[DOCUMENT SEGMENT Boundary: Start]

# Am I in Labour Quiz



## Ravelyn

Check these out ladies... might help some of us decide if we are in labour or not :>

https://www.parents.com/parents/quiz.jsp?catref=prt1232&quizId=/templatedata/ab/quiz/data/69.xml

https://pregnancy.about.com/library/quiz/blfalselaborquiz.htm


----------



## princessttc

Quiz Results #1
Congratulations! It looks like you're gearing up for labor soon. You're exhibiting some of the typical signs of approaching labor, so keep your eyes and ears open. Your family will have a new addition very soon!

LOL:happydance:

Quiz result 2#
Your score is 27%. You are probably not in labor yet, but you are showing signs that labor is coming. Your body is doing lots of work to prepare itself for the birth of your baby.


27% hahahahah lol....not quite their yet!


----------



## LilMama2be

I did the 2nd one for fun.

haha

Your score is 36%. You are probably not in labor yet, but you are showing signs that labor is coming. Your body is doing lots of work to prepare itself for the birth of your baby.


I sure hope that's wrong. hahaha.


----------



## princess_vix

Quiz number 1:
Congratulations! It looks like you're gearing up for labor soon. You're exhibiting some of the typical signs of approaching labor, so keep your eyes and ears open. Your family will have a new addition very soon! Sources: Sources: University of Iowa Hospitals and Clinics, Department of Obstetrics and Gynecology; Jane Forester, MD This quiz is for entertainment and/or educational purposes only. All content here, including advice from doctors and other health professionals, should be considered as opinion only. Always seek the direct advice of your own doctor in connection with any questions or issues you may have regarding your own health or the health of others. 

2nd quiz

Your score is 36%. You are probably not in labor yet, but you are showing signs that labor is coming. Your body is doing lots of work to prepare itself for the birth of your baby.

[DOCUMENT SEGMENT Boundary: End]
[THE DATA Boundary: Start]

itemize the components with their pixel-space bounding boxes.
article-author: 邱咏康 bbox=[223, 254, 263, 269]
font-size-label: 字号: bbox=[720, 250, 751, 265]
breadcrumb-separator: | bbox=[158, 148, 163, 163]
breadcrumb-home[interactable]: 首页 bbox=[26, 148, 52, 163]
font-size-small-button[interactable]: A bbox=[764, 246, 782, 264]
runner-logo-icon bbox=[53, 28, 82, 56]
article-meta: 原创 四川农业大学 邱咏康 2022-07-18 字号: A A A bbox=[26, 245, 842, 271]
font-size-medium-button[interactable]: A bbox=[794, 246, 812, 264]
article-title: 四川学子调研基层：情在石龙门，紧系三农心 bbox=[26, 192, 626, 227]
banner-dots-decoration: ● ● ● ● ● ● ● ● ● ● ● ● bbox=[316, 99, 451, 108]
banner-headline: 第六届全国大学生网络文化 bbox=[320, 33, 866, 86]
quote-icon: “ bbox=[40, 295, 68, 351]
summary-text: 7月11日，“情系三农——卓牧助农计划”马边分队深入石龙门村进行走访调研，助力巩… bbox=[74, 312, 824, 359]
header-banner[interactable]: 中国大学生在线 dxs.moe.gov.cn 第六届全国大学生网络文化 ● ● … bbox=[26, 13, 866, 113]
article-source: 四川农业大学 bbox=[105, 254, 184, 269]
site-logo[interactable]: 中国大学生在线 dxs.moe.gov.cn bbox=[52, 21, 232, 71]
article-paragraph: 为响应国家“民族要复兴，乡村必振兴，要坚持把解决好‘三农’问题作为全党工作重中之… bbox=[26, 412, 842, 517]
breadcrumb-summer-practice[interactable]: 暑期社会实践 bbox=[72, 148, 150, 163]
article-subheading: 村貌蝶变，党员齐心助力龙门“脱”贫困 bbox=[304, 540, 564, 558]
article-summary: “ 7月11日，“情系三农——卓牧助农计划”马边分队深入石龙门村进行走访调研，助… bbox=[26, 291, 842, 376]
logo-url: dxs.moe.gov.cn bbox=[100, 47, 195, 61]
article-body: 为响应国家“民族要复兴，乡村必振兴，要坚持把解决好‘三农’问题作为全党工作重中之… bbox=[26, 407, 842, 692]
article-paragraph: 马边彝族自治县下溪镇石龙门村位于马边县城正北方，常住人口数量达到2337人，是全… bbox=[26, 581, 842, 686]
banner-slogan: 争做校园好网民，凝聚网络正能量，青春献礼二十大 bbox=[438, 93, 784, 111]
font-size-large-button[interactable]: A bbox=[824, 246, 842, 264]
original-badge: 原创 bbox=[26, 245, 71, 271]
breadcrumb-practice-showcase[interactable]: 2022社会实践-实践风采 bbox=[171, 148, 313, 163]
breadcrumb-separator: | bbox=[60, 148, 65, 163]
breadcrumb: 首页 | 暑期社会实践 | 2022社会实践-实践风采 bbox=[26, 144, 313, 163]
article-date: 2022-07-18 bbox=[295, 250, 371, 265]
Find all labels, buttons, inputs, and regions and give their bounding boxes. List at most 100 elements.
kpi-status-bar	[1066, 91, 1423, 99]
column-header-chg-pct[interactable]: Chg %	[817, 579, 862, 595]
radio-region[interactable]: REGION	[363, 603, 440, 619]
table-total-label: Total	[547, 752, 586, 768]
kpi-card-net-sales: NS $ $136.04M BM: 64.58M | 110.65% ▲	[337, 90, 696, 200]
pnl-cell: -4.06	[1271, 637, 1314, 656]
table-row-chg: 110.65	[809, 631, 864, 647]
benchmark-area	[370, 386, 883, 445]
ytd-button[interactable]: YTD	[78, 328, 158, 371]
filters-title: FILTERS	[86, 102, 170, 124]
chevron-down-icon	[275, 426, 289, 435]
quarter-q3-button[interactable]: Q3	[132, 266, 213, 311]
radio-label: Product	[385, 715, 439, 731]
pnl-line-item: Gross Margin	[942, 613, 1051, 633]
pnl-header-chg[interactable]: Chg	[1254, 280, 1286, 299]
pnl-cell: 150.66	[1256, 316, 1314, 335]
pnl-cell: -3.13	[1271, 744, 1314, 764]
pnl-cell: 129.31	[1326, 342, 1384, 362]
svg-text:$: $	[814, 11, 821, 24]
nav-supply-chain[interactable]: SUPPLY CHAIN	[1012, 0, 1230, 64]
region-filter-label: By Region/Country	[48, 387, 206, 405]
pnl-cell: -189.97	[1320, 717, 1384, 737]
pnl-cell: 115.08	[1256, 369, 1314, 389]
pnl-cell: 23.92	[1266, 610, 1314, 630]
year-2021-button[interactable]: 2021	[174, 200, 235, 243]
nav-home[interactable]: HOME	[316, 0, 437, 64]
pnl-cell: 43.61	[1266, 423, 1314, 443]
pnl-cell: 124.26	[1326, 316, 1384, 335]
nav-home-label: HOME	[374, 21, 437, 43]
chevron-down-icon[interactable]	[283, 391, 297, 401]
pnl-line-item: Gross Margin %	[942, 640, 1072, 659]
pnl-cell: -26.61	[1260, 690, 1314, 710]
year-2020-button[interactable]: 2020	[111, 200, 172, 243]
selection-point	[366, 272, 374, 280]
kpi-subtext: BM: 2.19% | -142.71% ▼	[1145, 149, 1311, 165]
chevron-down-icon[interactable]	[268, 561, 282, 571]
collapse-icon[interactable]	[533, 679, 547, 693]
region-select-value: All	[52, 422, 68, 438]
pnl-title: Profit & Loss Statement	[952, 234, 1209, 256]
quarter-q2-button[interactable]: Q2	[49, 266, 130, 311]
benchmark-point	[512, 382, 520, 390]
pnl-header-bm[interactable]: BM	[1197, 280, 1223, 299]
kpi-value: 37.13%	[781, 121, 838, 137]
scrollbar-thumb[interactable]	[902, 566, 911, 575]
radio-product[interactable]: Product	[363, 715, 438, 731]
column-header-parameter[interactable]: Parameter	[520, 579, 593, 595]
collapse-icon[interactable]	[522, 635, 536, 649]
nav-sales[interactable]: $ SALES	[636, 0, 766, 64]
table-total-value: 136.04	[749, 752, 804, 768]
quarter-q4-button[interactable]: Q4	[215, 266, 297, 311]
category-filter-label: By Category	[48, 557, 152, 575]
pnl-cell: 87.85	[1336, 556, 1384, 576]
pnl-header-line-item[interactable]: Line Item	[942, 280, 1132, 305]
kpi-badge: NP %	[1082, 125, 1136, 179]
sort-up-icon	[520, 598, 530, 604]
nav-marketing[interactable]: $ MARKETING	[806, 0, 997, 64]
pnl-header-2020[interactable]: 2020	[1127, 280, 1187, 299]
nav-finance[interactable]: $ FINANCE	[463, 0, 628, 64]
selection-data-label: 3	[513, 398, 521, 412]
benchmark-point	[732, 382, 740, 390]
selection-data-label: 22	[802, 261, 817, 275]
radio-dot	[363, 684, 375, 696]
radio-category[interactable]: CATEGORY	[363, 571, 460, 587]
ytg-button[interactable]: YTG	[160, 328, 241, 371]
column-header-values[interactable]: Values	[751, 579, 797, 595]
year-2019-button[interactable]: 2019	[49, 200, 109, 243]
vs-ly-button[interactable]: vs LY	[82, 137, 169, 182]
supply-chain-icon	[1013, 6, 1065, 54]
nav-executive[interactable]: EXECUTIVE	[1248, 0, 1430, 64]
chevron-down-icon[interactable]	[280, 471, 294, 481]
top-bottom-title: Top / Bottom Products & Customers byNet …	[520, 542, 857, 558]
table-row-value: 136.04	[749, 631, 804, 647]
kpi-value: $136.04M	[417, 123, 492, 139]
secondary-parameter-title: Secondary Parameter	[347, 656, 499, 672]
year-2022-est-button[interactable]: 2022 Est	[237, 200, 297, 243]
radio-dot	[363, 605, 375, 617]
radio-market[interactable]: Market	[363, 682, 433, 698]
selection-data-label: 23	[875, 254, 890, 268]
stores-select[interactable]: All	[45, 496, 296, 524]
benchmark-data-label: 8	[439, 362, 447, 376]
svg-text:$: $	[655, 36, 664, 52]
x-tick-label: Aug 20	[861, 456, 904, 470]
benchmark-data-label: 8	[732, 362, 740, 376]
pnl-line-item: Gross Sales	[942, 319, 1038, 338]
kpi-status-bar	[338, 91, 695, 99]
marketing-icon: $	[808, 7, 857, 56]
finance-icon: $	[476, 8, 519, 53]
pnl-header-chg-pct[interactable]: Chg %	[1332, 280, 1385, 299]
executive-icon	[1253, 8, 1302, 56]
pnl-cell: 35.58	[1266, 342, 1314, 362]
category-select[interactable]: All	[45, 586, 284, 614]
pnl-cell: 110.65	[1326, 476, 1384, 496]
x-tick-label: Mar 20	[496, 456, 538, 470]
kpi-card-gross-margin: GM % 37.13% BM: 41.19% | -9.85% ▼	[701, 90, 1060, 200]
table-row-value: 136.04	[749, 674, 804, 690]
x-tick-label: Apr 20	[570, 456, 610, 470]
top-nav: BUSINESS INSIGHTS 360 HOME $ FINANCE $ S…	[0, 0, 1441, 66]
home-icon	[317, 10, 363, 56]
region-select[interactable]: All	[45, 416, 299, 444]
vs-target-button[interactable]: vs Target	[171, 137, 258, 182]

[THE DATA Boundary: End]

ACTIONS TO TAKE
[1] Answer these three questions about the labor quiz thread.
(a) What percentage did LilMama2be score on the second quiz?
(b) What percentage did princessttc score on quiz 2?
(c) According to princess_vix's quiz number 1 result, which hospital department is one of the sources?
[2] Write out everything in the labor quiz thread from "I sure hope" down to "health of others.", swapping "entertainment" for "amusement".

RESPONSES FOR EACH TASK
[1]
(a) 36%
(b) 27%
(c) University of Iowa Hospitals and Clinics, Department of Obstetrics and Gynecology

[2]
I sure hope that's wrong. hahaha.


----------



## princess_vix

Quiz number 1:
Congratulations! It looks like you're gearing up for labor soon. You're exhibiting some of the typical signs of approaching labor, so keep your eyes and ears open. Your family will have a new addition very soon! Sources: Sources: University of Iowa Hospitals and Clinics, Department of Obstetrics and Gynecology; Jane Forester, MD This quiz is for amusement and/or educational purposes only. All content here, including advice from doctors and other health professionals, should be considered as opinion only. Always seek the direct advice of your own doctor in connection with any questions or issues you may have regarding your own health or the health of others.